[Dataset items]
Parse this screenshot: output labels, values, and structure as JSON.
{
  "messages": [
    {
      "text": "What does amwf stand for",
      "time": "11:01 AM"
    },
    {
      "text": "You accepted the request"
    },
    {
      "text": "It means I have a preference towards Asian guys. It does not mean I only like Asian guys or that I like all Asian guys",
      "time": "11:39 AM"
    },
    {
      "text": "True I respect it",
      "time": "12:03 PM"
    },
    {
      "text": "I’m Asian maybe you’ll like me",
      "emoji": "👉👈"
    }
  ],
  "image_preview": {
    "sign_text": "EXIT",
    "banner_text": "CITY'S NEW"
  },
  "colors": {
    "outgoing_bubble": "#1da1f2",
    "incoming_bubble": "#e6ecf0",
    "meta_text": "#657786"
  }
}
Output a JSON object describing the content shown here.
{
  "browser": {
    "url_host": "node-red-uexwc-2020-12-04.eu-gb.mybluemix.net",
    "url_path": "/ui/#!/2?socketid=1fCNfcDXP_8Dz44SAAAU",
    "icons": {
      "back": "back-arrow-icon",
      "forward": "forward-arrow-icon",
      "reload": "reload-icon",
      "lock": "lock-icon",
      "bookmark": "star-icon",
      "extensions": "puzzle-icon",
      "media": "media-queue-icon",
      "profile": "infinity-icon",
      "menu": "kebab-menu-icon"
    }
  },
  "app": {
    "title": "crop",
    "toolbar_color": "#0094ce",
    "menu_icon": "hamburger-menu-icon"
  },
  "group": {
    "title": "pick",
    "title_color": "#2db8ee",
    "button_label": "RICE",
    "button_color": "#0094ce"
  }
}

Exercise prompt
Isolate each line of the listing above that includes "Asian". Copy it.

Solution to this exercise
      "text": "It means I have a preference towards Asian guys. It does not mean I only like Asian guys or that I like all Asian guys",
      "text": "I’m Asian maybe you’ll like me",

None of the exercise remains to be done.